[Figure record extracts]

>> begin

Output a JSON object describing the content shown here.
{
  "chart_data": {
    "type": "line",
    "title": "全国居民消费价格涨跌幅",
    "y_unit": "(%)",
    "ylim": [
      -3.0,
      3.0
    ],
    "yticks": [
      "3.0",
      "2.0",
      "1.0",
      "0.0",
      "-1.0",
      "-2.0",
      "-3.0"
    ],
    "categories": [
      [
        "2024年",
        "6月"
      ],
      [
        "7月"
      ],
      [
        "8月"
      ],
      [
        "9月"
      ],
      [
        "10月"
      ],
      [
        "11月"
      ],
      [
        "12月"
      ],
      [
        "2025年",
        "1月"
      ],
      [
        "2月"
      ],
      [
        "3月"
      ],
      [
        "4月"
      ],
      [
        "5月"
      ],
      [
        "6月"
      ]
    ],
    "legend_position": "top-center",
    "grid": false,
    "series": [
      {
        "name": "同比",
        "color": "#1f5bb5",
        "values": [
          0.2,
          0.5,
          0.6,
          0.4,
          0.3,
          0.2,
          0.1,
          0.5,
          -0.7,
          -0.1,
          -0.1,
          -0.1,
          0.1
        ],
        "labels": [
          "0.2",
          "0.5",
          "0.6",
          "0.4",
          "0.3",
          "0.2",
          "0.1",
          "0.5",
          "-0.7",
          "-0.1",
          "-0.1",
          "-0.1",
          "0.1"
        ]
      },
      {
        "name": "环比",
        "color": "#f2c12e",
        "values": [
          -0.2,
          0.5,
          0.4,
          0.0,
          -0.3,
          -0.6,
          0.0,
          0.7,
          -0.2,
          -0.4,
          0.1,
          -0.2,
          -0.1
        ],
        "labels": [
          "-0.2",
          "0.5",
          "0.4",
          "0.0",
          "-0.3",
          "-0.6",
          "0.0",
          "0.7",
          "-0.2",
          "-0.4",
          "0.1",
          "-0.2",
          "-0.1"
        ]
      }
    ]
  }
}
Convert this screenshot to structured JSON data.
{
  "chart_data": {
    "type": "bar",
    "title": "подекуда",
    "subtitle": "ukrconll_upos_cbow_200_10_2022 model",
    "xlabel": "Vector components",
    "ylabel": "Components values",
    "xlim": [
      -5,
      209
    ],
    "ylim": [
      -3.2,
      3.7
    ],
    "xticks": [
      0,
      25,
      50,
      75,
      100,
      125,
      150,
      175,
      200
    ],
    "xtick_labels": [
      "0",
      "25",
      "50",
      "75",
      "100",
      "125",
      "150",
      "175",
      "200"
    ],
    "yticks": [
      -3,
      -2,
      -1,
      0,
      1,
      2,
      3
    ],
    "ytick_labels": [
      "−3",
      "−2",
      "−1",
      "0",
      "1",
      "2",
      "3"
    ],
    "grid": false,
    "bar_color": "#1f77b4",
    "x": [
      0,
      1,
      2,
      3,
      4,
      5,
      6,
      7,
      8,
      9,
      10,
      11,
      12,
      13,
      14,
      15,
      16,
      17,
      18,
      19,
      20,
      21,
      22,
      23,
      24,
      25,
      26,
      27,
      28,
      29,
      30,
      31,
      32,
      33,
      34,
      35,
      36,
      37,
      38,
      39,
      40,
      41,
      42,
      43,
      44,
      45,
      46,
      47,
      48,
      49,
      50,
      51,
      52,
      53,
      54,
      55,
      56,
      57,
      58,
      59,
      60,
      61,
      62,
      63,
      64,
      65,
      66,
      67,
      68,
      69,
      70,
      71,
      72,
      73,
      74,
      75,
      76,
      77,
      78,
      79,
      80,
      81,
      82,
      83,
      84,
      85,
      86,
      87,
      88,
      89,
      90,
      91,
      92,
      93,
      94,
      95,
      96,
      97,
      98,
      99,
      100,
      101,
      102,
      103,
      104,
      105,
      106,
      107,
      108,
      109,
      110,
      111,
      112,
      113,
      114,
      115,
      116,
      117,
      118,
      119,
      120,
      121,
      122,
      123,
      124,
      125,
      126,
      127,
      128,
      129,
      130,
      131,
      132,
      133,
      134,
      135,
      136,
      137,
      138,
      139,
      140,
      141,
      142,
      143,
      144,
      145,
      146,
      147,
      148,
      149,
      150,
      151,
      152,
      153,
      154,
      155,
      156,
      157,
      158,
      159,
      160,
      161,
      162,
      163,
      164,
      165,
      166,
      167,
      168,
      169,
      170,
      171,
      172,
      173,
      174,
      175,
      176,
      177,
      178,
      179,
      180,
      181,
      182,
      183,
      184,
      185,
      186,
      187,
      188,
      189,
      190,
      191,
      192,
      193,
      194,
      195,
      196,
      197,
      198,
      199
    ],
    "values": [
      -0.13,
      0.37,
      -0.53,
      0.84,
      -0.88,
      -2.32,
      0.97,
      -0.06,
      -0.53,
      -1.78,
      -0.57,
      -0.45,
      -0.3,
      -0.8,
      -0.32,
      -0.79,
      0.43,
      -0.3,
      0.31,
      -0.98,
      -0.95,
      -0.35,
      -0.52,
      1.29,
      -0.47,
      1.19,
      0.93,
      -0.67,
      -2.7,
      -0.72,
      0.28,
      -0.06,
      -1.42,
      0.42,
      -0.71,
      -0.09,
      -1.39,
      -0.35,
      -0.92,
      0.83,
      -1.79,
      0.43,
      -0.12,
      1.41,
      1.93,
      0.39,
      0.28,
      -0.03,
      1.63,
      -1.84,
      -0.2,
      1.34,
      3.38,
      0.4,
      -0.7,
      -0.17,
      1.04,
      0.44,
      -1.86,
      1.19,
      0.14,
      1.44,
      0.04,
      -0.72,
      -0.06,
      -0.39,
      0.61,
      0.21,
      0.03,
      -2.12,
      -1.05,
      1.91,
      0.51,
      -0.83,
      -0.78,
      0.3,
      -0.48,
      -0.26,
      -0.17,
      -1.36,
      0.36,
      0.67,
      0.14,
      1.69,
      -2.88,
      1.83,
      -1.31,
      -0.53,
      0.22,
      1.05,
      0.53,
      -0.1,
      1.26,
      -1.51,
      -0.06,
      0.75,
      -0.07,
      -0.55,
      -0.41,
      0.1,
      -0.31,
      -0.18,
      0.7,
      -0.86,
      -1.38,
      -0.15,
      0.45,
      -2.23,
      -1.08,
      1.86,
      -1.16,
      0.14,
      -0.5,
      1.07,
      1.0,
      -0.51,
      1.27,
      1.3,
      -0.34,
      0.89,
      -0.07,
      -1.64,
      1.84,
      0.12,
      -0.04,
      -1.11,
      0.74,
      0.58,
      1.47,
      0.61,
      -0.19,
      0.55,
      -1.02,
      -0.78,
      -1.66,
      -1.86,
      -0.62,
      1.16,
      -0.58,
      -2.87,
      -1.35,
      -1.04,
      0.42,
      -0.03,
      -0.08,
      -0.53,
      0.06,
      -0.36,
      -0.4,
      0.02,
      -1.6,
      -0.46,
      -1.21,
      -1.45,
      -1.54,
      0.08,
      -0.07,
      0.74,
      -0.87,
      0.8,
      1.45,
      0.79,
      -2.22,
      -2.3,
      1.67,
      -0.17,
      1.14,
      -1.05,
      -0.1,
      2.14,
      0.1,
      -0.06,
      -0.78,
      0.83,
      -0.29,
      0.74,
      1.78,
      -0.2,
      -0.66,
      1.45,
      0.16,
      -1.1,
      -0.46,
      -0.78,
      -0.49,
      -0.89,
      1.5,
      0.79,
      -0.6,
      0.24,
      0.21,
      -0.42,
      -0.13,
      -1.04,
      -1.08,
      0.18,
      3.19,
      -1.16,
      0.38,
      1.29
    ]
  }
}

>> end

- Exercise requirements
Transcribe the full listing above without leaving anything out.

- Solution to this exercise
Output a JSON object describing the content shown here.
{
  "chart_data": {
    "type": "line",
    "title": "全国居民消费价格涨跌幅",
    "y_unit": "(%)",
    "ylim": [
      -3.0,
      3.0
    ],
    "yticks": [
      "3.0",
      "2.0",
      "1.0",
      "0.0",
      "-1.0",
      "-2.0",
      "-3.0"
    ],
    "categories": [
      [
        "2024年",
        "6月"
      ],
      [
        "7月"
      ],
      [
        "8月"
      ],
      [
        "9月"
      ],
      [
        "10月"
      ],
      [
        "11月"
      ],
      [
        "12月"
      ],
      [
        "2025年",
        "1月"
      ],
      [
        "2月"
      ],
      [
        "3月"
      ],
      [
        "4月"
      ],
      [
        "5月"
      ],
      [
        "6月"
      ]
    ],
    "legend_position": "top-center",
    "grid": false,
    "series": [
      {
        "name": "同比",
        "color": "#1f5bb5",
        "values": [
          0.2,
          0.5,
          0.6,
          0.4,
          0.3,
          0.2,
          0.1,
          0.5,
          -0.7,
          -0.1,
          -0.1,
          -0.1,
          0.1
        ],
        "labels": [
          "0.2",
          "0.5",
          "0.6",
          "0.4",
          "0.3",
          "0.2",
          "0.1",
          "0.5",
          "-0.7",
          "-0.1",
          "-0.1",
          "-0.1",
          "0.1"
        ]
      },
      {
        "name": "环比",
        "color": "#f2c12e",
        "values": [
          -0.2,
          0.5,
          0.4,
          0.0,
          -0.3,
          -0.6,
          0.0,
          0.7,
          -0.2,
          -0.4,
          0.1,
          -0.2,
          -0.1
        ],
        "labels": [
          "-0.2",
          "0.5",
          "0.4",
          "0.0",
          "-0.3",
          "-0.6",
          "0.0",
          "0.7",
          "-0.2",
          "-0.4",
          "0.1",
          "-0.2",
          "-0.1"
        ]
      }
    ]
  }
}
Convert this screenshot to structured JSON data.
{
  "chart_data": {
    "type": "bar",
    "title": "подекуда",
    "subtitle": "ukrconll_upos_cbow_200_10_2022 model",
    "xlabel": "Vector components",
    "ylabel": "Components values",
    "xlim": [
      -5,
      209
    ],
    "ylim": [
      -3.2,
      3.7
    ],
    "xticks": [
      0,
      25,
      50,
      75,
      100,
      125,
      150,
      175,
      200
    ],
    "xtick_labels": [
      "0",
      "25",
      "50",
      "75",
      "100",
      "125",
      "150",
      "175",
      "200"
    ],
    "yticks": [
      -3,
      -2,
      -1,
      0,
      1,
      2,
      3
    ],
    "ytick_labels": [
      "−3",
      "−2",
      "−1",
      "0",
      "1",
      "2",
      "3"
    ],
    "grid": false,
    "bar_color": "#1f77b4",
    "x": [
      0,
      1,
      2,
      3,
      4,
      5,
      6,
      7,
      8,
      9,
      10,
      11,
      12,
      13,
      14,
      15,
      16,
      17,
      18,
      19,
      20,
      21,
      22,
      23,
      24,
      25,
      26,
      27,
      28,
      29,
      30,
      31,
      32,
      33,
      34,
      35,
      36,
      37,
      38,
      39,
      40,
      41,
      42,
      43,
      44,
      45,
      46,
      47,
      48,
      49,
      50,
      51,
      52,
      53,
      54,
      55,
      56,
      57,
      58,
      59,
      60,
      61,
      62,
      63,
      64,
      65,
      66,
      67,
      68,
      69,
      70,
      71,
      72,
      73,
      74,
      75,
      76,
      77,
      78,
      79,
      80,
      81,
      82,
      83,
      84,
      85,
      86,
      87,
      88,
      89,
      90,
      91,
      92,
      93,
      94,
      95,
      96,
      97,
      98,
      99,
      100,
      101,
      102,
      103,
      104,
      105,
      106,
      107,
      108,
      109,
      110,
      111,
      112,
      113,
      114,
      115,
      116,
      117,
      118,
      119,
      120,
      121,
      122,
      123,
      124,
      125,
      126,
      127,
      128,
      129,
      130,
      131,
      132,
      133,
      134,
      135,
      136,
      137,
      138,
      139,
      140,
      141,
      142,
      143,
      144,
      145,
      146,
      147,
      148,
      149,
      150,
      151,
      152,
      153,
      154,
      155,
      156,
      157,
      158,
      159,
      160,
      161,
      162,
      163,
      164,
      165,
      166,
      167,
      168,
      169,
      170,
      171,
      172,
      173,
      174,
      175,
      176,
      177,
      178,
      179,
      180,
      181,
      182,
      183,
      184,
      185,
      186,
      187,
      188,
      189,
      190,
      191,
      192,
      193,
      194,
      195,
      196,
      197,
      198,
      199
    ],
    "values": [
      -0.13,
      0.37,
      -0.53,
      0.84,
      -0.88,
      -2.32,
      0.97,
      -0.06,
      -0.53,
      -1.78,
      -0.57,
      -0.45,
      -0.3,
      -0.8,
      -0.32,
      -0.79,
      0.43,
      -0.3,
      0.31,
      -0.98,
      -0.95,
      -0.35,
      -0.52,
      1.29,
      -0.47,
      1.19,
      0.93,
      -0.67,
      -2.7,
      -0.72,
      0.28,
      -0.06,
      -1.42,
      0.42,
      -0.71,
      -0.09,
      -1.39,
      -0.35,
      -0.92,
      0.83,
      -1.79,
      0.43,
      -0.12,
      1.41,
      1.93,
      0.39,
      0.28,
      -0.03,
      1.63,
      -1.84,
      -0.2,
      1.34,
      3.38,
      0.4,
      -0.7,
      -0.17,
      1.04,
      0.44,
      -1.86,
      1.19,
      0.14,
      1.44,
      0.04,
      -0.72,
      -0.06,
      -0.39,
      0.61,
      0.21,
      0.03,
      -2.12,
      -1.05,
      1.91,
      0.51,
      -0.83,
      -0.78,
      0.3,
      -0.48,
      -0.26,
      -0.17,
      -1.36,
      0.36,
      0.67,
      0.14,
      1.69,
      -2.88,
      1.83,
      -1.31,
      -0.53,
      0.22,
      1.05,
      0.53,
      -0.1,
      1.26,
      -1.51,
      -0.06,
      0.75,
      -0.07,
      -0.55,
      -0.41,
      0.1,
      -0.31,
      -0.18,
      0.7,
      -0.86,
      -1.38,
      -0.15,
      0.45,
      -2.23,
      -1.08,
      1.86,
      -1.16,
      0.14,
      -0.5,
      1.07,
      1.0,
      -0.51,
      1.27,
      1.3,
      -0.34,
      0.89,
      -0.07,
      -1.64,
      1.84,
      0.12,
      -0.04,
      -1.11,
      0.74,
      0.58,
      1.47,
      0.61,
      -0.19,
      0.55,
      -1.02,
      -0.78,
      -1.66,
      -1.86,
      -0.62,
      1.16,
      -0.58,
      -2.87,
      -1.35,
      -1.04,
      0.42,
      -0.03,
      -0.08,
      -0.53,
      0.06,
      -0.36,
      -0.4,
      0.02,
      -1.6,
      -0.46,
      -1.21,
      -1.45,
      -1.54,
      0.08,
      -0.07,
      0.74,
      -0.87,
      0.8,
      1.45,
      0.79,
      -2.22,
      -2.3,
      1.67,
      -0.17,
      1.14,
      -1.05,
      -0.1,
      2.14,
      0.1,
      -0.06,
      -0.78,
      0.83,
      -0.29,
      0.74,
      1.78,
      -0.2,
      -0.66,
      1.45,
      0.16,
      -1.1,
      -0.46,
      -0.78,
      -0.49,
      -0.89,
      1.5,
      0.79,
      -0.6,
      0.24,
      0.21,
      -0.42,
      -0.13,
      -1.04,
      -1.08,
      0.18,
      3.19,
      -1.16,
      0.38,
      1.29
    ]
  }
}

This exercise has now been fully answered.